- [Extracted records]
==*==
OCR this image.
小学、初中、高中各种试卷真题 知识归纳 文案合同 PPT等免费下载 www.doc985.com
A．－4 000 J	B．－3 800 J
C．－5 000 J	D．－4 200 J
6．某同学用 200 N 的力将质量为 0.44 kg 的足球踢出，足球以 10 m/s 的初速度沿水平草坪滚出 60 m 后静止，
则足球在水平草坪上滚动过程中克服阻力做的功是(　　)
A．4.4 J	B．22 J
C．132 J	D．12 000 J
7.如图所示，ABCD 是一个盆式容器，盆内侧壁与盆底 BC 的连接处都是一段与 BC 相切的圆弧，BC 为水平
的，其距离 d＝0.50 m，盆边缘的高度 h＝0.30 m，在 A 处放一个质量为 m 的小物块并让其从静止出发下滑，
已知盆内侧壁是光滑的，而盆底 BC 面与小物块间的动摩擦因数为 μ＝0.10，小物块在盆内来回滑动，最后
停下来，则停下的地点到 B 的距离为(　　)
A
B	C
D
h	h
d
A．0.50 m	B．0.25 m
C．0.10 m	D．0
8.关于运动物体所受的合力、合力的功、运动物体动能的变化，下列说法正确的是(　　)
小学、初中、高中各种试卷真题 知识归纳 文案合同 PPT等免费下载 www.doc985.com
==*==
- [Aim of the exercise]
Return each entry from the material above exactly as it appears.

- [Result for this task]
OCR this image.
小学、初中、高中各种试卷真题 知识归纳 文案合同 PPT等免费下载 www.doc985.com
A．－4 000 J	B．－3 800 J
C．－5 000 J	D．－4 200 J
6．某同学用 200 N 的力将质量为 0.44 kg 的足球踢出，足球以 10 m/s 的初速度沿水平草坪滚出 60 m 后静止，
则足球在水平草坪上滚动过程中克服阻力做的功是(　　)
A．4.4 J	B．22 J
C．132 J	D．12 000 J
7.如图所示，ABCD 是一个盆式容器，盆内侧壁与盆底 BC 的连接处都是一段与 BC 相切的圆弧，BC 为水平
的，其距离 d＝0.50 m，盆边缘的高度 h＝0.30 m，在 A 处放一个质量为 m 的小物块并让其从静止出发下滑，
已知盆内侧壁是光滑的，而盆底 BC 面与小物块间的动摩擦因数为 μ＝0.10，小物块在盆内来回滑动，最后
停下来，则停下的地点到 B 的距离为(　　)
A
B	C
D
h	h
d
A．0.50 m	B．0.25 m
C．0.10 m	D．0
8.关于运动物体所受的合力、合力的功、运动物体动能的变化，下列说法正确的是(　　)
小学、初中、高中各种试卷真题 知识归纳 文案合同 PPT等免费下载 www.doc985.com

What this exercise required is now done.